--- begin EXCERPTED DATA ---
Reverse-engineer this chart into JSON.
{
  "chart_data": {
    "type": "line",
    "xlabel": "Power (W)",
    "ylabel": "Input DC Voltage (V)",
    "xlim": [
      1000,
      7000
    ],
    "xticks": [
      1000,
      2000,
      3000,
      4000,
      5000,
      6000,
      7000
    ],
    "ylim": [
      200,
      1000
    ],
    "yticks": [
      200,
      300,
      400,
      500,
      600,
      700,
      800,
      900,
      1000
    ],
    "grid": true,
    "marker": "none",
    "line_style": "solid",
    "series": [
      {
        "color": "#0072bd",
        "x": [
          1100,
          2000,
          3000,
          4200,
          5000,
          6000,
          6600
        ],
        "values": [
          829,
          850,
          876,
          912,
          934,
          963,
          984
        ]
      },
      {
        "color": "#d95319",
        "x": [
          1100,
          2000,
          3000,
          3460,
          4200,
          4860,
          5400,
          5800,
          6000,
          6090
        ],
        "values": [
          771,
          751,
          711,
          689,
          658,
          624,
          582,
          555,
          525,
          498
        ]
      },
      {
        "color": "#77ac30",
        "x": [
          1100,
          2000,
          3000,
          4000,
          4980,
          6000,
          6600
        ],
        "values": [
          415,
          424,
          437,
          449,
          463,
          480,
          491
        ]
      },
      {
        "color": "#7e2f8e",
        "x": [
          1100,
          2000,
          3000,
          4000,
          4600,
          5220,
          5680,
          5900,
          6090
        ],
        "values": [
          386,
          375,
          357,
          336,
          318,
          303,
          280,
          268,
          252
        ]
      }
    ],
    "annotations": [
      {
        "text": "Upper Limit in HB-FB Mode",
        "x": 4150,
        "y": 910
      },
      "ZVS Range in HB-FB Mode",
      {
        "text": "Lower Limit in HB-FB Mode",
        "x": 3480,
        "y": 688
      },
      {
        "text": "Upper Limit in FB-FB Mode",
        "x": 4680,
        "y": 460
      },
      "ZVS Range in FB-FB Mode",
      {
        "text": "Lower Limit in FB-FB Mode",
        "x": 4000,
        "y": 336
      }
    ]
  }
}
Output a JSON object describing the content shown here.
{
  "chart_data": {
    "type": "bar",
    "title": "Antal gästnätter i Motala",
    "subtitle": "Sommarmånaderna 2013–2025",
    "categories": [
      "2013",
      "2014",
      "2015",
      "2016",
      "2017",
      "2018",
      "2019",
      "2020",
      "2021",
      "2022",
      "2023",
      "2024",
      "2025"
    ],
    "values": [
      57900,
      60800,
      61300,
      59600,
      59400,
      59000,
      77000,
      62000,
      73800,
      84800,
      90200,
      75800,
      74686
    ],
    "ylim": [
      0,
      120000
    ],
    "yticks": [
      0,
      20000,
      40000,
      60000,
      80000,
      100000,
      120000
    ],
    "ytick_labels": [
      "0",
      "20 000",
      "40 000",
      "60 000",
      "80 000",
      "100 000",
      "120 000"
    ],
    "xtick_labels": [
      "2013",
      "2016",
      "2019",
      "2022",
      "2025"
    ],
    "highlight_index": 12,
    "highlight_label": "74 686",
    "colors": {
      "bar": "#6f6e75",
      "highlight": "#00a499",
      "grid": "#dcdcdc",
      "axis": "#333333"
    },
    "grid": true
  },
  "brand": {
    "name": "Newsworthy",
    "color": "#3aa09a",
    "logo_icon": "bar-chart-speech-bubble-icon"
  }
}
--- end EXCERPTED DATA ---
DIRECTION: All of the entries above must be quoted exactly.

FINISHED TASK:
Reverse-engineer this chart into JSON.
{
  "chart_data": {
    "type": "line",
    "xlabel": "Power (W)",
    "ylabel": "Input DC Voltage (V)",
    "xlim": [
      1000,
      7000
    ],
    "xticks": [
      1000,
      2000,
      3000,
      4000,
      5000,
      6000,
      7000
    ],
    "ylim": [
      200,
      1000
    ],
    "yticks": [
      200,
      300,
      400,
      500,
      600,
      700,
      800,
      900,
      1000
    ],
    "grid": true,
    "marker": "none",
    "line_style": "solid",
    "series": [
      {
        "color": "#0072bd",
        "x": [
          1100,
          2000,
          3000,
          4200,
          5000,
          6000,
          6600
        ],
        "values": [
          829,
          850,
          876,
          912,
          934,
          963,
          984
        ]
      },
      {
        "color": "#d95319",
        "x": [
          1100,
          2000,
          3000,
          3460,
          4200,
          4860,
          5400,
          5800,
          6000,
          6090
        ],
        "values": [
          771,
          751,
          711,
          689,
          658,
          624,
          582,
          555,
          525,
          498
        ]
      },
      {
        "color": "#77ac30",
        "x": [
          1100,
          2000,
          3000,
          4000,
          4980,
          6000,
          6600
        ],
        "values": [
          415,
          424,
          437,
          449,
          463,
          480,
          491
        ]
      },
      {
        "color": "#7e2f8e",
        "x": [
          1100,
          2000,
          3000,
          4000,
          4600,
          5220,
          5680,
          5900,
          6090
        ],
        "values": [
          386,
          375,
          357,
          336,
          318,
          303,
          280,
          268,
          252
        ]
      }
    ],
    "annotations": [
      {
        "text": "Upper Limit in HB-FB Mode",
        "x": 4150,
        "y": 910
      },
      "ZVS Range in HB-FB Mode",
      {
        "text": "Lower Limit in HB-FB Mode",
        "x": 3480,
        "y": 688
      },
      {
        "text": "Upper Limit in FB-FB Mode",
        "x": 4680,
        "y": 460
      },
      "ZVS Range in FB-FB Mode",
      {
        "text": "Lower Limit in FB-FB Mode",
        "x": 4000,
        "y": 336
      }
    ]
  }
}
Output a JSON object describing the content shown here.
{
  "chart_data": {
    "type": "bar",
    "title": "Antal gästnätter i Motala",
    "subtitle": "Sommarmånaderna 2013–2025",
    "categories": [
      "2013",
      "2014",
      "2015",
      "2016",
      "2017",
      "2018",
      "2019",
      "2020",
      "2021",
      "2022",
      "2023",
      "2024",
      "2025"
    ],
    "values": [
      57900,
      60800,
      61300,
      59600,
      59400,
      59000,
      77000,
      62000,
      73800,
      84800,
      90200,
      75800,
      74686
    ],
    "ylim": [
      0,
      120000
    ],
    "yticks": [
      0,
      20000,
      40000,
      60000,
      80000,
      100000,
      120000
    ],
    "ytick_labels": [
      "0",
      "20 000",
      "40 000",
      "60 000",
      "80 000",
      "100 000",
      "120 000"
    ],
    "xtick_labels": [
      "2013",
      "2016",
      "2019",
      "2022",
      "2025"
    ],
    "highlight_index": 12,
    "highlight_label": "74 686",
    "colors": {
      "bar": "#6f6e75",
      "highlight": "#00a499",
      "grid": "#dcdcdc",
      "axis": "#333333"
    },
    "grid": true
  },
  "brand": {
    "name": "Newsworthy",
    "color": "#3aa09a",
    "logo_icon": "bar-chart-speech-bubble-icon"
  }
}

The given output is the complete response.